** Start of Listed records **
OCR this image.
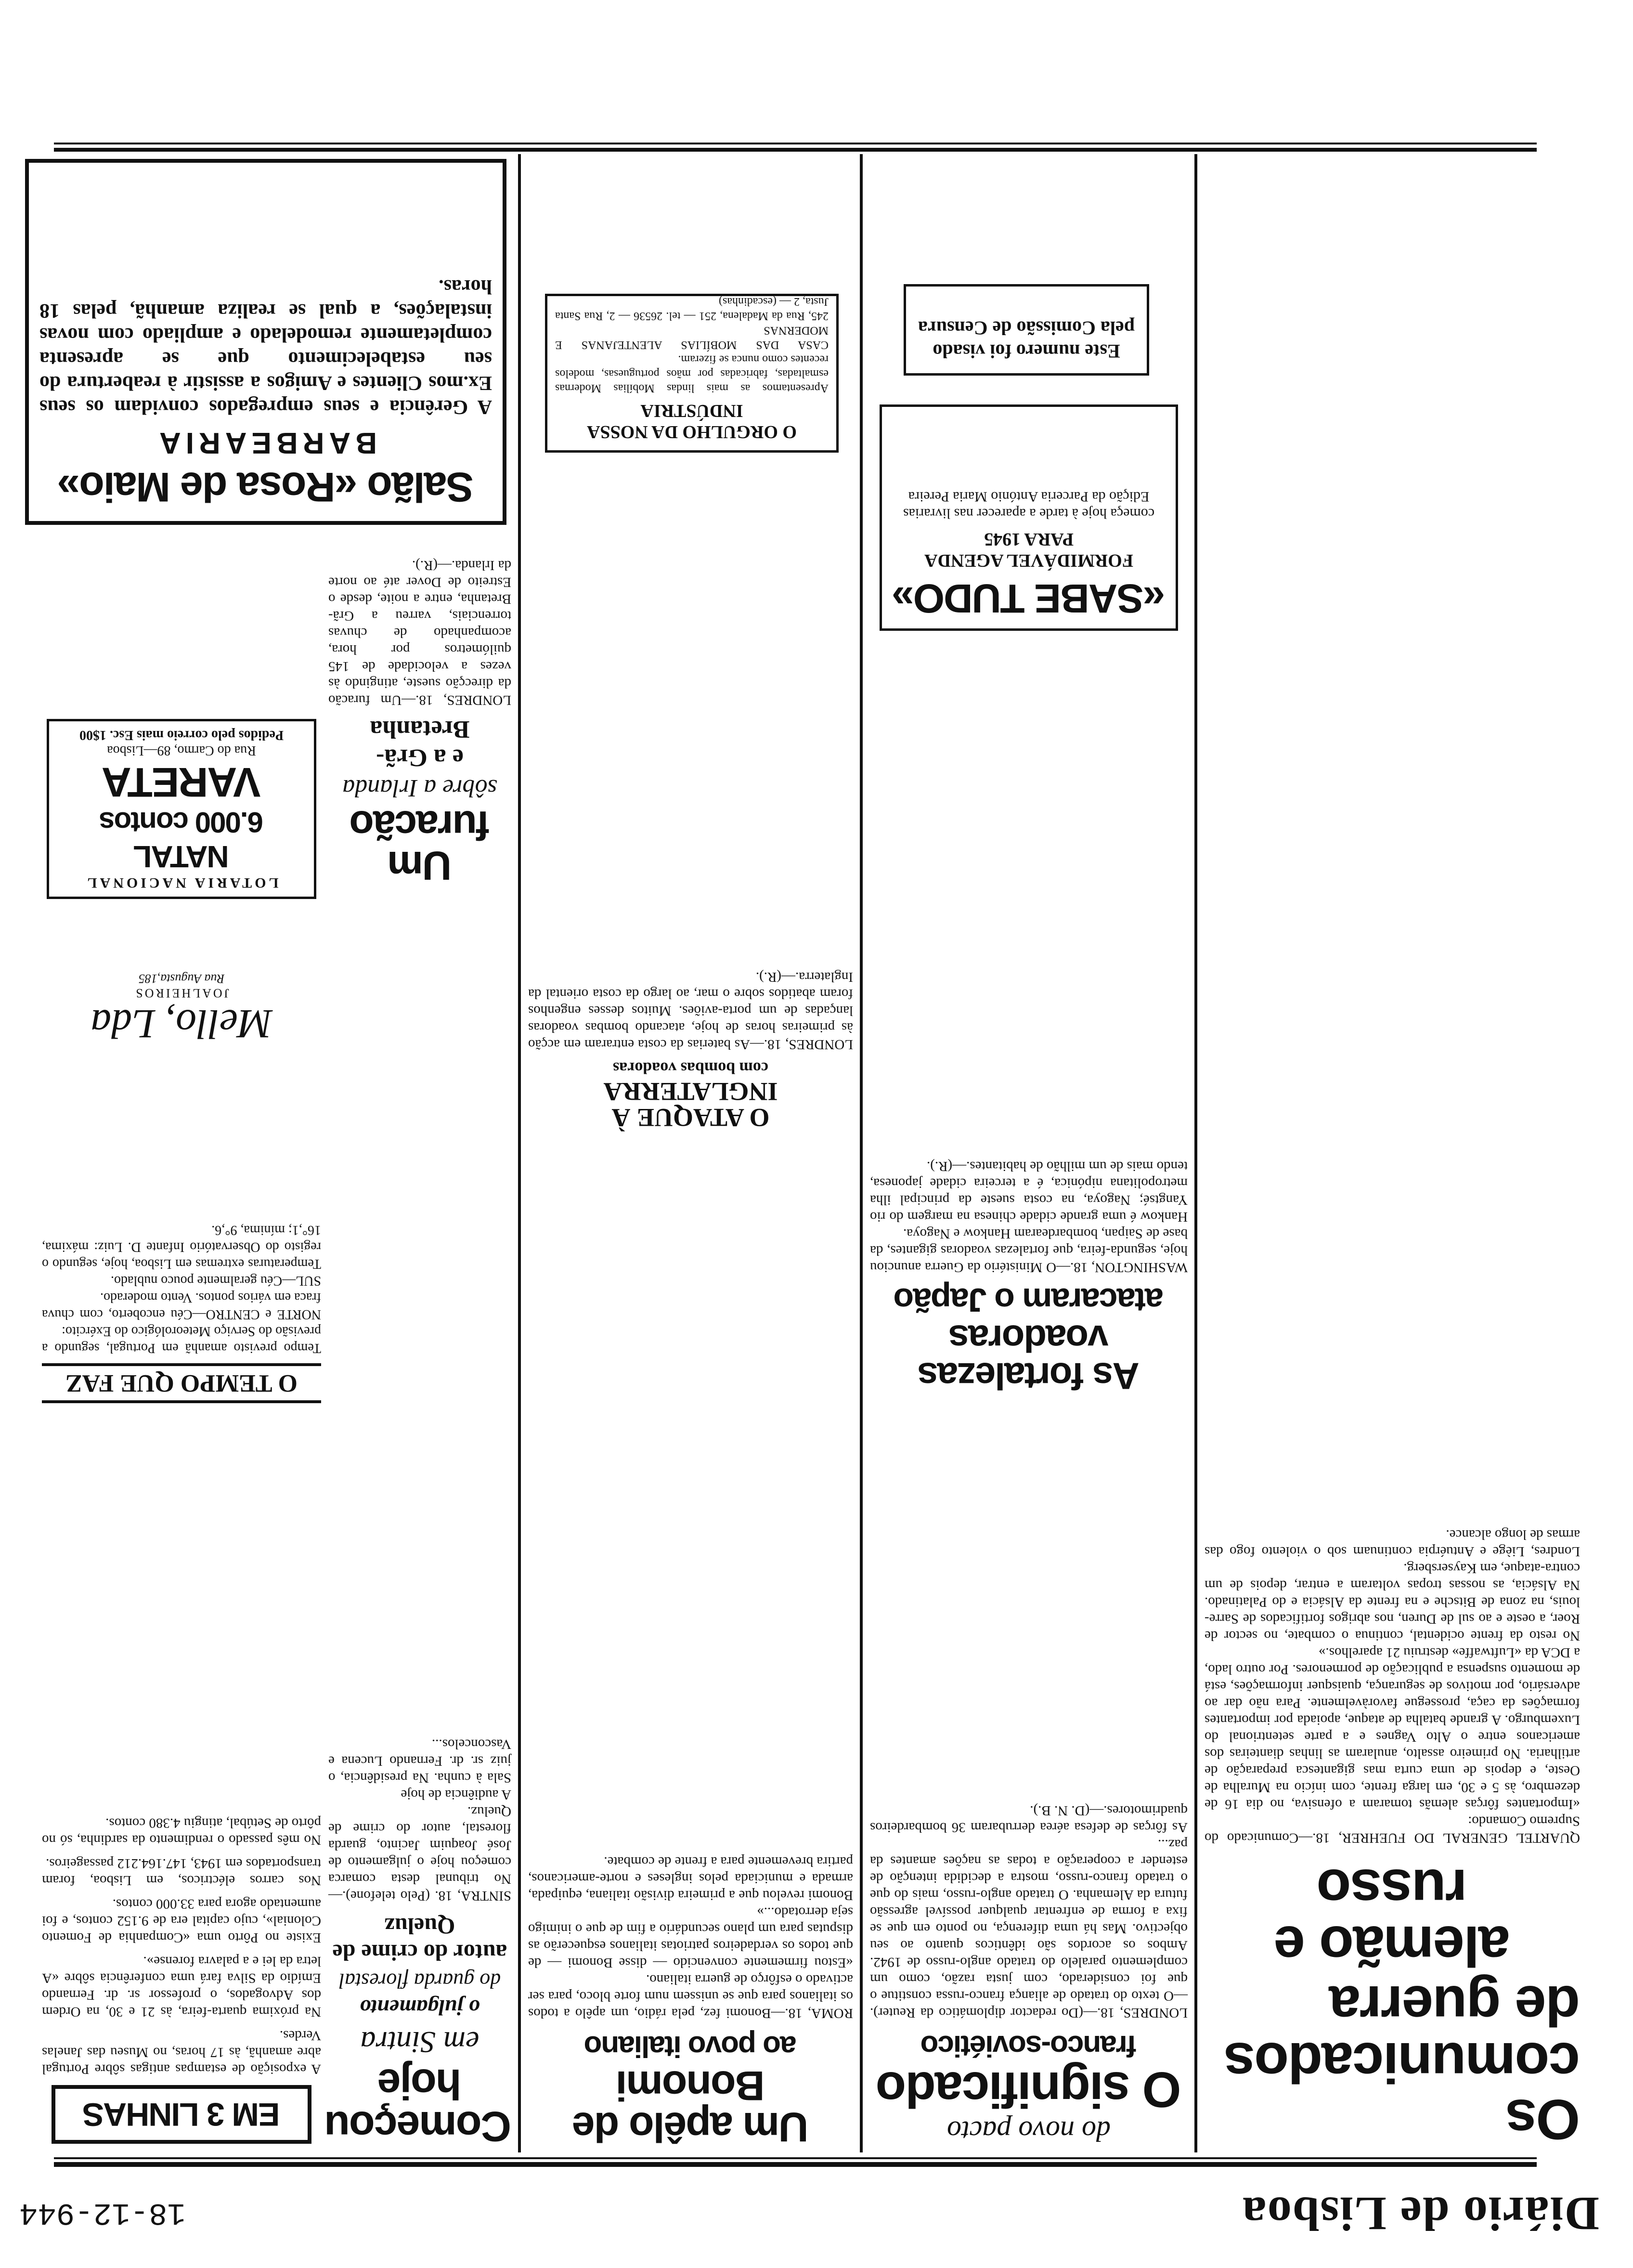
Diário de Lisboa
18-12-944
Os comunicados de guerra
alemão e russo

QUARTEL GENERAL DO FUEHRER, 18.—Comunicado do Supremo Comando:
«Importantes fôrças alemãs tomaram a ofensiva, no dia 16 de dezembro, às 5 e 30, em larga frente, com início na Muralha de Oeste, e depois de uma curta mas gigantesca preparação de artilharia. No primeiro assalto, anularam as linhas dianteiras dos americanos entre o Alto Vagnes e a parte setentrional do Luxemburgo. A grande batalha de ataque, apoiada por importantes formações da caça, prossegue favoràvelmente. Para não dar ao adversário, por motivos de segurança, quaisquer informações, está de momento suspensa a publicação de pormenores. Por outro lado, a DCA da «Luftwaffe» destruiu 21 aparelhos.»
No resto da frente ocidental, continua o combate, no sector de Roer, a oeste e ao sul de Duren, nos abrigos fortificados de Sarre-louis, na zona de Bitsche e na frente da Alsácia e do Palatinado. Na Alsácia, as nossas tropas voltaram a entrar, depois de um contra-ataque, em Kaysersberg.
Londres, Liège e Antuérpia continuam sob o violento fogo das armas de longo alcance.

do novo pacto
O significado
franco-soviético

LONDRES, 18.—(Do redactor diplomático da Reuter).—O texto do tratado de aliança franco-russa constitue o que foi considerado, com justa razão, como um complemento paralelo do tratado anglo-russo de 1942. Ambos os acordos são idênticos quanto ao seu objectivo. Mas há uma diferença, no ponto em que se fixa a forma de enfrentar qualquer possível agressão futura da Alemanha. O tratado anglo-russo, mais do que o tratado franco-russo, mostra a decidida intenção de estender a cooperação a todas as nações amantes da paz...
As fôrças de defesa aérea derrubaram 36 bombardeiros quadrimotores.—(D. N. B.).

As fortalezas voadoras
atacaram o Japão

WASHINGTON, 18.—O Ministério da Guerra anunciou hoje, segunda-feira, que fortalezas voadoras gigantes, da base de Saipan, bombardearam Hankow e Nagoya.
Hankow é uma grande cidade chinesa na margem do rio Yangtsé; Nagoya, na costa sueste da principal ilha metropolitana nipónica, é a terceira cidade japonesa, tendo mais de um milhão de habitantes.—(R.).

«SABE TUDO»
FORMIDÁVEL AGENDA
PARA 1945

começa hoje à tarde a aparecer nas livrarias
Edição da Parceria António Maria Pereira

Este numero foi visado pela Comissão de Censura
Um apêlo de Bonomi
ao povo italiano

ROMA, 18.—Bonomi fez, pela rádio, um apêlo a todos os italianos para que se unissem num forte bloco, para ser activado o esfôrço de guerra italiano.
«Estou firmemente convencido — disse Bonomi — de que todos os verdadeiros patriotas italianos esquecerão as disputas para um plano secundário a fim de que o inimigo seja derrotado...»
Bonomi revelou que a primeira divisão italiana, equipada, armada e municiada pelos ingleses e norte-americanos, partira brevemente para a frente de combate.

O ATAQUE À INGLATERRA
com bombas voadoras

LONDRES, 18.—As baterias da costa entraram em acção às primeiras horas de hoje, atacando bombas voadoras lançadas de um porta-aviões. Muitos desses engenhos foram abatidos sobre o mar, ao largo da costa oriental da Inglaterra.—(R.).

O ORGULHO DA NOSSA INDÚSTRIA

Apresentamos as mais lindas Mobílias Modernas esmaltadas, fabricadas por mãos portuguesas, modelos recentes como nunca se fizeram.
CASA DAS MOBÍLIAS ALENTEJANAS E MODERNAS
245, Rua da Madalena, 251 — tel. 26536 — 2, Rua Santa Justa, 2 — (escadinhas)

Começou hoje
em Sintra
o julgamento
do guarda florestal
autor do crime de Queluz

SINTRA, 18. (Pelo telefone).—No tribunal desta comarca começou hoje o julgamento de José Joaquim Jacinto, guarda florestal, autor do crime de Queluz.
A audiência de hoje
Sala à cunha. Na presidência, o juiz sr. dr. Fernando Lucena e Vasconcelos...

Um furacão
sôbre a Irlanda
e a Grã-Bretanha

LONDRES, 18.—Um furacão da direcção sueste, atingindo às vezes a velocidade de 145 quilómetros por hora, acompanhado de chuvas torrenciais, varreu a Grã-Bretanha, entre a noite, desde o Estreito de Dover até ao norte da Irlanda.—(R.).

EM 3 LINHAS

A exposição de estampas antigas sôbre Portugal abre amanhã, às 17 horas, no Museu das Janelas Verdes.

Na próxima quarta-feira, às 21 e 30, na Ordem dos Advogados, o professor sr. dr. Fernando Emídio da Silva fará uma conferência sôbre «A letra da lei e a palavra forense».

Existe no Pôrto uma «Companhia de Fomento Colonial», cujo capital era de 9.152 contos, e foi aumentado agora para 33.000 contos.

Nos carros eléctricos, em Lisboa, foram transportados em 1943, 147.164.212 passageiros.

No mês passado o rendimento da sardinha, só no pôrto de Setúbal, atingiu 4.380 contos.

O TEMPO QUE FAZ

Tempo previsto amanhã em Portugal, segundo a previsão do Serviço Meteorológico do Exército:
NORTE e CENTRO—Céu encoberto, com chuva fraca em vários pontos. Vento moderado.
SUL—Céu geralmente pouco nublado.
Temperaturas extremas em Lisboa, hoje, segundo o registo do Observatório Infante D. Luiz: máxima, 16°,1; mínima, 9°,6.

Mello, Lda
JOALHEIROS
Rua Augusta,185
LOTARIA NACIONAL
NATAL
6.000 contos
VARETA
Rua do Carmo, 89—Lisboa
Pedidos pelo correio mais Esc. 1$00
Salão «Rosa de Maio»
BARBEARIA

A Gerência e seus empregados convidam os seus Ex.mos Clientes e Amigos a assistir à reabertura do seu estabelecimento que se apresenta completamente remodelado e ampliado com novas instalações, a qual se realiza amanhã, pelas 18 horas.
** End of Listed records **
Given task
Pick out every line above that holds the word "bombas" and copy it.

Written solution
com bombas voadoras
LONDRES, 18.—As baterias da costa entraram em acção às primeiras horas de hoje, atacando bombas voadoras lançadas de um porta-aviões. Muitos desses engenhos foram abatidos sobre o mar, ao largo da costa oriental da Inglaterra.—(R.).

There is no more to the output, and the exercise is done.